> [What you need to do]:
Write out each line exactly as it stands, please.

------------------------------------------------------------------------

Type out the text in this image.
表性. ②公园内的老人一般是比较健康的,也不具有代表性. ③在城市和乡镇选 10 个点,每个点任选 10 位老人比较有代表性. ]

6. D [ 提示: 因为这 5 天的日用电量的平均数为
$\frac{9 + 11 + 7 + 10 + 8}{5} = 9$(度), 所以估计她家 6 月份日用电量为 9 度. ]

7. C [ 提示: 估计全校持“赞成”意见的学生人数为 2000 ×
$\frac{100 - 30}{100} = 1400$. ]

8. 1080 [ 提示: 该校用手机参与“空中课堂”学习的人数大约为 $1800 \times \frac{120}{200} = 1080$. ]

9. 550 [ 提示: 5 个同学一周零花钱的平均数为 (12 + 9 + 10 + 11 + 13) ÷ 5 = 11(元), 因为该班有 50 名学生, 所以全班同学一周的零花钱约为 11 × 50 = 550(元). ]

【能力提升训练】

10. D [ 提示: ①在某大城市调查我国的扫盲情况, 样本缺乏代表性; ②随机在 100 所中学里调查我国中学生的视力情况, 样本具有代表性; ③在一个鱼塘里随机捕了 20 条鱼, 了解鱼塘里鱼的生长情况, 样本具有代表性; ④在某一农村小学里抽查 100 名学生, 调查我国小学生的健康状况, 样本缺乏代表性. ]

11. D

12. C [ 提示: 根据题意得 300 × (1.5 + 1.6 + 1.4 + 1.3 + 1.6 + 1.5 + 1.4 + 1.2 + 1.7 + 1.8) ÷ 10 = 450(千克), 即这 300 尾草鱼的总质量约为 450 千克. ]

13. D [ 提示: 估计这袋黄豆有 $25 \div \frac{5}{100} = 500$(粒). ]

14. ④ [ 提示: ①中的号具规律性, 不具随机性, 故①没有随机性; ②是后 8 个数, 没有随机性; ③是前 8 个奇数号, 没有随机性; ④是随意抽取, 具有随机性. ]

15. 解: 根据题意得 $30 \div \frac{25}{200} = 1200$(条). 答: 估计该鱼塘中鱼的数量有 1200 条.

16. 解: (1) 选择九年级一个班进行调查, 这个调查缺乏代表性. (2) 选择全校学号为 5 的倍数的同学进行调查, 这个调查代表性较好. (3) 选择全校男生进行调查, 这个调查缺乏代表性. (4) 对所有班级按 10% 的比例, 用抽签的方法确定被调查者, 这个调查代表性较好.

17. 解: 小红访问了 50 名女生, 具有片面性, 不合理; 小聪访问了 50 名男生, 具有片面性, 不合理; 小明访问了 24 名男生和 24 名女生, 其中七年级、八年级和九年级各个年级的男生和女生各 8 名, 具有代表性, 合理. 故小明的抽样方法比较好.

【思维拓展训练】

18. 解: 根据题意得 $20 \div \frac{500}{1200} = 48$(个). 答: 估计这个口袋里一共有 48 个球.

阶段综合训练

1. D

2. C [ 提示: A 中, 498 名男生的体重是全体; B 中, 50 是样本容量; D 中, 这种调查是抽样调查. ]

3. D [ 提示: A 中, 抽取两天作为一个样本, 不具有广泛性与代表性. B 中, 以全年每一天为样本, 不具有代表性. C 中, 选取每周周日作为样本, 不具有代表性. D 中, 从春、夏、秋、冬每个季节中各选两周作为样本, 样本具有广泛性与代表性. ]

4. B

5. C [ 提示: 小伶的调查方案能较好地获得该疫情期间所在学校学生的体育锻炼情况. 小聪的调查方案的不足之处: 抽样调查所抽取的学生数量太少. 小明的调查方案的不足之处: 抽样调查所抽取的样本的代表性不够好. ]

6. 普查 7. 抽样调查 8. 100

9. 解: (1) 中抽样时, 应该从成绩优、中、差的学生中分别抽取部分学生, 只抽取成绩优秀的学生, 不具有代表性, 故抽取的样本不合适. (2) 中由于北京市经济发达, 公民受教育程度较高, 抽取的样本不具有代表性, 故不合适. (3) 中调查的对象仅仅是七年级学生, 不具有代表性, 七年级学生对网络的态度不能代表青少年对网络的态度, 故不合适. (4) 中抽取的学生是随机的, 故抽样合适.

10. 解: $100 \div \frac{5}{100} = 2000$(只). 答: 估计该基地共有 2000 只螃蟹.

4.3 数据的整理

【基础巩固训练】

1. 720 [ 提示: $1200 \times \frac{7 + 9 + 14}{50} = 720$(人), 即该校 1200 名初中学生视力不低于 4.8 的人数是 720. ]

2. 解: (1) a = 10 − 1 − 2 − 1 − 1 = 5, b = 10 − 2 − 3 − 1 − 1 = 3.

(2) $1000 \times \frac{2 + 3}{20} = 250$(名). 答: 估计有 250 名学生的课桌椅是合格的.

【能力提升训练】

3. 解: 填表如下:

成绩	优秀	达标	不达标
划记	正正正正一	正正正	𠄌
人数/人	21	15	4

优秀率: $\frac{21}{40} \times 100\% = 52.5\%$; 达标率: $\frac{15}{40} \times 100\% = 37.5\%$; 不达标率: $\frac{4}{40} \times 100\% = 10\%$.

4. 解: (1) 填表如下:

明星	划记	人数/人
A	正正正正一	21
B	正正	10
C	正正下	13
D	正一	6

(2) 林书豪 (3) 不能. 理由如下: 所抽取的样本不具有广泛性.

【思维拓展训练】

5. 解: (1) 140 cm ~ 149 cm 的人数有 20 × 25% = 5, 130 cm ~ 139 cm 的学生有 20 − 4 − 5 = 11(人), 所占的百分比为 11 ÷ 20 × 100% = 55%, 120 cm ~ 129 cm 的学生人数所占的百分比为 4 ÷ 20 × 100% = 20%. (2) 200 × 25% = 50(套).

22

------------------------------------------------------------------------

> [Solution to the exercise]:
Type out the text in this image.
表性. ②公园内的老人一般是比较健康的,也不具有代表性. ③在城市和乡镇选 10 个点,每个点任选 10 位老人比较有代表性. ]

6. D [ 提示: 因为这 5 天的日用电量的平均数为
$\frac{9 + 11 + 7 + 10 + 8}{5} = 9$(度), 所以估计她家 6 月份日用电量为 9 度. ]

7. C [ 提示: 估计全校持“赞成”意见的学生人数为 2000 ×
$\frac{100 - 30}{100} = 1400$. ]

8. 1080 [ 提示: 该校用手机参与“空中课堂”学习的人数大约为 $1800 \times \frac{120}{200} = 1080$. ]

9. 550 [ 提示: 5 个同学一周零花钱的平均数为 (12 + 9 + 10 + 11 + 13) ÷ 5 = 11(元), 因为该班有 50 名学生, 所以全班同学一周的零花钱约为 11 × 50 = 550(元). ]

【能力提升训练】

10. D [ 提示: ①在某大城市调查我国的扫盲情况, 样本缺乏代表性; ②随机在 100 所中学里调查我国中学生的视力情况, 样本具有代表性; ③在一个鱼塘里随机捕了 20 条鱼, 了解鱼塘里鱼的生长情况, 样本具有代表性; ④在某一农村小学里抽查 100 名学生, 调查我国小学生的健康状况, 样本缺乏代表性. ]

11. D

12. C [ 提示: 根据题意得 300 × (1.5 + 1.6 + 1.4 + 1.3 + 1.6 + 1.5 + 1.4 + 1.2 + 1.7 + 1.8) ÷ 10 = 450(千克), 即这 300 尾草鱼的总质量约为 450 千克. ]

13. D [ 提示: 估计这袋黄豆有 $25 \div \frac{5}{100} = 500$(粒). ]

14. ④ [ 提示: ①中的号具规律性, 不具随机性, 故①没有随机性; ②是后 8 个数, 没有随机性; ③是前 8 个奇数号, 没有随机性; ④是随意抽取, 具有随机性. ]

15. 解: 根据题意得 $30 \div \frac{25}{200} = 1200$(条). 答: 估计该鱼塘中鱼的数量有 1200 条.

16. 解: (1) 选择九年级一个班进行调查, 这个调查缺乏代表性. (2) 选择全校学号为 5 的倍数的同学进行调查, 这个调查代表性较好. (3) 选择全校男生进行调查, 这个调查缺乏代表性. (4) 对所有班级按 10% 的比例, 用抽签的方法确定被调查者, 这个调查代表性较好.

17. 解: 小红访问了 50 名女生, 具有片面性, 不合理; 小聪访问了 50 名男生, 具有片面性, 不合理; 小明访问了 24 名男生和 24 名女生, 其中七年级、八年级和九年级各个年级的男生和女生各 8 名, 具有代表性, 合理. 故小明的抽样方法比较好.

【思维拓展训练】

18. 解: 根据题意得 $20 \div \frac{500}{1200} = 48$(个). 答: 估计这个口袋里一共有 48 个球.

阶段综合训练

1. D

2. C [ 提示: A 中, 498 名男生的体重是全体; B 中, 50 是样本容量; D 中, 这种调查是抽样调查. ]

3. D [ 提示: A 中, 抽取两天作为一个样本, 不具有广泛性与代表性. B 中, 以全年每一天为样本, 不具有代表性. C 中, 选取每周周日作为样本, 不具有代表性. D 中, 从春、夏、秋、冬每个季节中各选两周作为样本, 样本具有广泛性与代表性. ]

4. B

5. C [ 提示: 小伶的调查方案能较好地获得该疫情期间所在学校学生的体育锻炼情况. 小聪的调查方案的不足之处: 抽样调查所抽取的学生数量太少. 小明的调查方案的不足之处: 抽样调查所抽取的样本的代表性不够好. ]

6. 普查 7. 抽样调查 8. 100

9. 解: (1) 中抽样时, 应该从成绩优、中、差的学生中分别抽取部分学生, 只抽取成绩优秀的学生, 不具有代表性, 故抽取的样本不合适. (2) 中由于北京市经济发达, 公民受教育程度较高, 抽取的样本不具有代表性, 故不合适. (3) 中调查的对象仅仅是七年级学生, 不具有代表性, 七年级学生对网络的态度不能代表青少年对网络的态度, 故不合适. (4) 中抽取的学生是随机的, 故抽样合适.

10. 解: $100 \div \frac{5}{100} = 2000$(只). 答: 估计该基地共有 2000 只螃蟹.

4.3 数据的整理

【基础巩固训练】

1. 720 [ 提示: $1200 \times \frac{7 + 9 + 14}{50} = 720$(人), 即该校 1200 名初中学生视力不低于 4.8 的人数是 720. ]

2. 解: (1) a = 10 − 1 − 2 − 1 − 1 = 5, b = 10 − 2 − 3 − 1 − 1 = 3.

(2) $1000 \times \frac{2 + 3}{20} = 250$(名). 答: 估计有 250 名学生的课桌椅是合格的.

【能力提升训练】

3. 解: 填表如下:

成绩	优秀	达标	不达标
划记	正正正正一	正正正	𠄌
人数/人	21	15	4

优秀率: $\frac{21}{40} \times 100\% = 52.5\%$; 达标率: $\frac{15}{40} \times 100\% = 37.5\%$; 不达标率: $\frac{4}{40} \times 100\% = 10\%$.

4. 解: (1) 填表如下:

明星	划记	人数/人
A	正正正正一	21
B	正正	10
C	正正下	13
D	正一	6

(2) 林书豪 (3) 不能. 理由如下: 所抽取的样本不具有广泛性.

【思维拓展训练】

5. 解: (1) 140 cm ~ 149 cm 的人数有 20 × 25% = 5, 130 cm ~ 139 cm 的学生有 20 − 4 − 5 = 11(人), 所占的百分比为 11 ÷ 20 × 100% = 55%, 120 cm ~ 129 cm 的学生人数所占的百分比为 4 ÷ 20 × 100% = 20%. (2) 200 × 25% = 50(套).

22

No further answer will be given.